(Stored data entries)
+-------+

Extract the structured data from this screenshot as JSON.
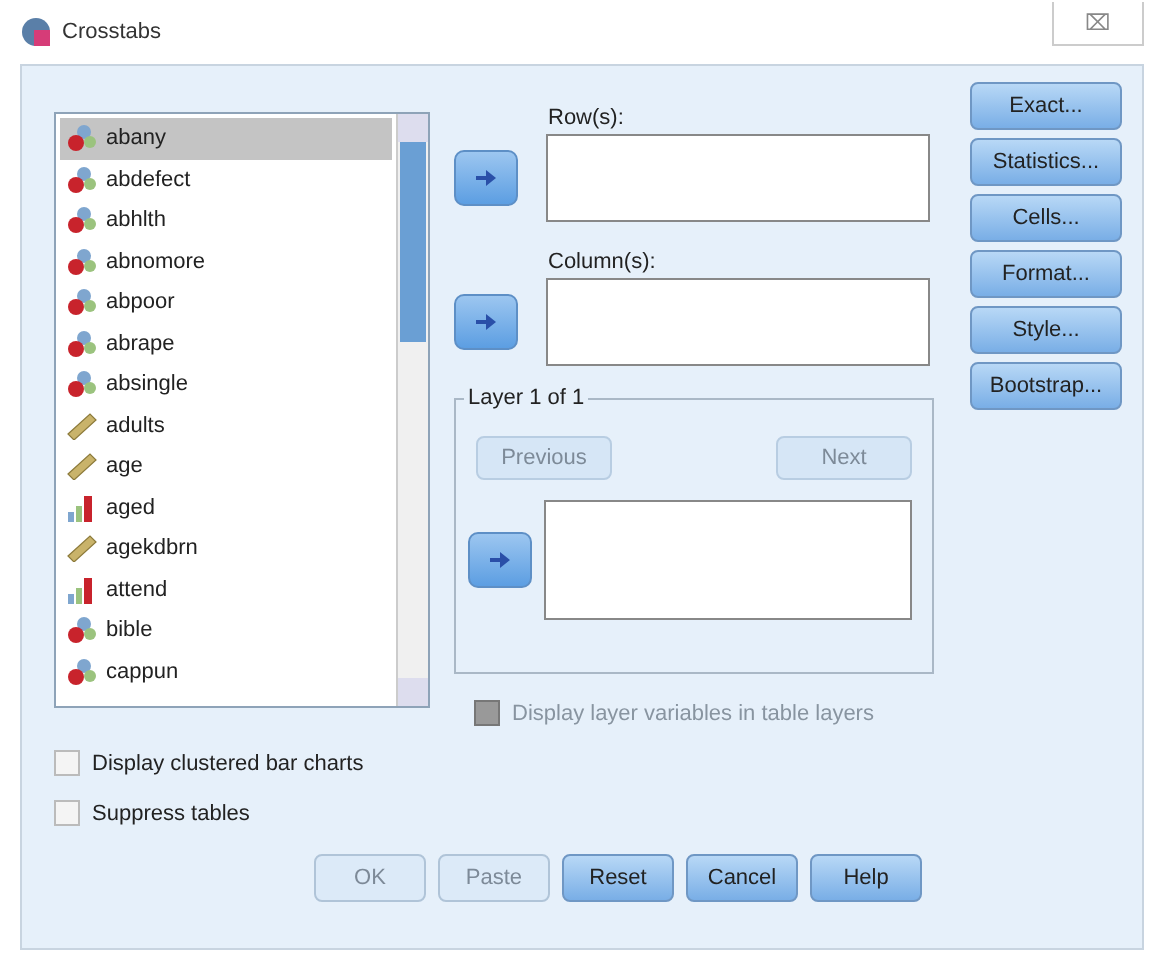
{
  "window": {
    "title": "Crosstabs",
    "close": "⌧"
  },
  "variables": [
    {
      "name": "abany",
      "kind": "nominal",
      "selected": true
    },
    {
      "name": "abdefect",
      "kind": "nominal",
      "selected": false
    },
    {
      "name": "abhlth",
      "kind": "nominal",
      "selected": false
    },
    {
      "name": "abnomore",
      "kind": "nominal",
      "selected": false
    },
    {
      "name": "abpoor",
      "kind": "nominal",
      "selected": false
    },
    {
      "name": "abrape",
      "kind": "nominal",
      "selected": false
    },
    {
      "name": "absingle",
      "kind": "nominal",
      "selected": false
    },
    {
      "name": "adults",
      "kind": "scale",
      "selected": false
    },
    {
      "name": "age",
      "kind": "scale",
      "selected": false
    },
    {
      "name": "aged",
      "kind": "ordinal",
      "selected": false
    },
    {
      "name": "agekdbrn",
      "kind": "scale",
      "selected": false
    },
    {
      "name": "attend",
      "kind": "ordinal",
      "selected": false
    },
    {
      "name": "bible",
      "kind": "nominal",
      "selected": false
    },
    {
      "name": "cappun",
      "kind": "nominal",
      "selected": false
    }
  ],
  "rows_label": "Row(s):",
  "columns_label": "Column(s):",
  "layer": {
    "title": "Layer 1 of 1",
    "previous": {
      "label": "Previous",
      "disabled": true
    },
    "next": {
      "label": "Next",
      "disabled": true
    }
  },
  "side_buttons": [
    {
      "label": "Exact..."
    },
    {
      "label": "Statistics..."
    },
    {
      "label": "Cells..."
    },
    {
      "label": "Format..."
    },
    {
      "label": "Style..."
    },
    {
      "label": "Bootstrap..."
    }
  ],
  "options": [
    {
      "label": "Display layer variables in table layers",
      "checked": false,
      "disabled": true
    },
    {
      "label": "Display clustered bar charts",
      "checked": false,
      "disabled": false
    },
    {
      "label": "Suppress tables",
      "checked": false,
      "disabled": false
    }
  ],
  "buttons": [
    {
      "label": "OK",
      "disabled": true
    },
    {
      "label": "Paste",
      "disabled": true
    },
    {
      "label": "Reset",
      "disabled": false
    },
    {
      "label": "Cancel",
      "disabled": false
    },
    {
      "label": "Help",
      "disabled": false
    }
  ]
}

+-------+

* **EXERCISE BRIEF**
Give back all entries exactly. No pictures belong in the copy.

* **TASK OUTPUT**
Extract the structured data from this screenshot as JSON.
{
  "window": {
    "title": "Crosstabs",
    "close": "⌧"
  },
  "variables": [
    {
      "name": "abany",
      "kind": "nominal",
      "selected": true
    },
    {
      "name": "abdefect",
      "kind": "nominal",
      "selected": false
    },
    {
      "name": "abhlth",
      "kind": "nominal",
      "selected": false
    },
    {
      "name": "abnomore",
      "kind": "nominal",
      "selected": false
    },
    {
      "name": "abpoor",
      "kind": "nominal",
      "selected": false
    },
    {
      "name": "abrape",
      "kind": "nominal",
      "selected": false
    },
    {
      "name": "absingle",
      "kind": "nominal",
      "selected": false
    },
    {
      "name": "adults",
      "kind": "scale",
      "selected": false
    },
    {
      "name": "age",
      "kind": "scale",
      "selected": false
    },
    {
      "name": "aged",
      "kind": "ordinal",
      "selected": false
    },
    {
      "name": "agekdbrn",
      "kind": "scale",
      "selected": false
    },
    {
      "name": "attend",
      "kind": "ordinal",
      "selected": false
    },
    {
      "name": "bible",
      "kind": "nominal",
      "selected": false
    },
    {
      "name": "cappun",
      "kind": "nominal",
      "selected": false
    }
  ],
  "rows_label": "Row(s):",
  "columns_label": "Column(s):",
  "layer": {
    "title": "Layer 1 of 1",
    "previous": {
      "label": "Previous",
      "disabled": true
    },
    "next": {
      "label": "Next",
      "disabled": true
    }
  },
  "side_buttons": [
    {
      "label": "Exact..."
    },
    {
      "label": "Statistics..."
    },
    {
      "label": "Cells..."
    },
    {
      "label": "Format..."
    },
    {
      "label": "Style..."
    },
    {
      "label": "Bootstrap..."
    }
  ],
  "options": [
    {
      "label": "Display layer variables in table layers",
      "checked": false,
      "disabled": true
    },
    {
      "label": "Display clustered bar charts",
      "checked": false,
      "disabled": false
    },
    {
      "label": "Suppress tables",
      "checked": false,
      "disabled": false
    }
  ],
  "buttons": [
    {
      "label": "OK",
      "disabled": true
    },
    {
      "label": "Paste",
      "disabled": true
    },
    {
      "label": "Reset",
      "disabled": false
    },
    {
      "label": "Cancel",
      "disabled": false
    },
    {
      "label": "Help",
      "disabled": false
    }
  ]
}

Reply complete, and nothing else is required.